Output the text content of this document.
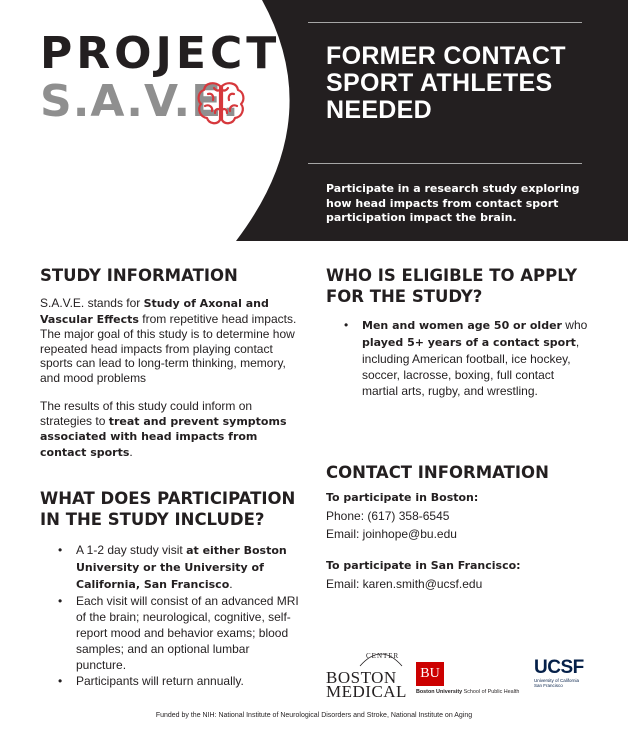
PROJECT
S.A.V.E.
FORMER CONTACT SPORT ATHLETES NEEDED
Participate in a research study exploring how head impacts from contact sport participation impact the brain.
STUDY INFORMATION

S.A.V.E. stands for Study of Axonal and Vascular Effects from repetitive head impacts. The major goal of this study is to determine how repeated head impacts from playing contact sports can lead to long-term thinking, memory, and mood problems

The results of this study could inform on strategies to treat and prevent symptoms associated with head impacts from contact sports.

WHAT DOES PARTICIPATION IN THE STUDY INCLUDE?
• A 1-2 day study visit at either Boston University or the University of California, San Francisco.
• Each visit will consist of an advanced MRI of the brain; neurological, cognitive, self-report mood and behavior exams; blood samples; and an optional lumbar puncture.
• Participants will return annually.
WHO IS ELIGIBLE TO APPLY FOR THE STUDY?
• Men and women age 50 or older who played 5+ years of a contact sport, including American football, ice hockey, soccer, lacrosse, boxing, full contact martial arts, rugby, and wrestling.
CONTACT INFORMATION
To participate in Boston:
Phone: (617) 358-6545
Email: joinhope@bu.edu
To participate in San Francisco:
Email: karen.smith@ucsf.edu
CENTER
BOSTON
MEDICAL
BU
Boston University School of Public Health
UCSF
University of California
San Francisco
Funded by the NIH: National Institute of Neurological Disorders and Stroke, National Institute on Aging
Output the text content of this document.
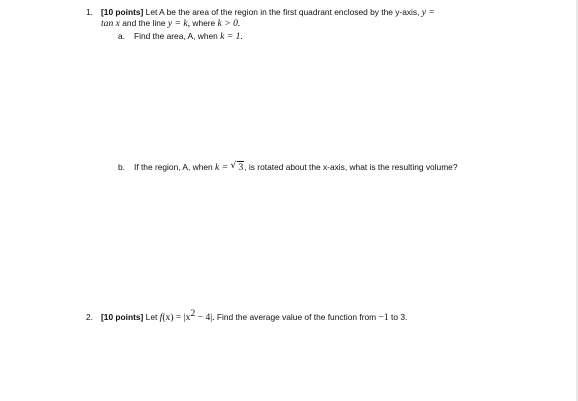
1. [10 points] Let A be the area of the region in the first quadrant enclosed by the y-axis, y =
tan x and the line y = k, where k > 0.
a. Find the area, A, when k = 1.
b. If the region, A, when k = √ 3, is rotated about the x-axis, what is the resulting volume?
2. [10 points] Let $f(x) = |x^2 - 4|$. Find the average value of the function from −1 to 3.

— The exercise —
From the listing above, collect each line in which the string "University" appears.

— Output below —
• A 1-2 day study visit at either Boston University or the University of California, San Francisco.
Boston University School of Public Health
University of California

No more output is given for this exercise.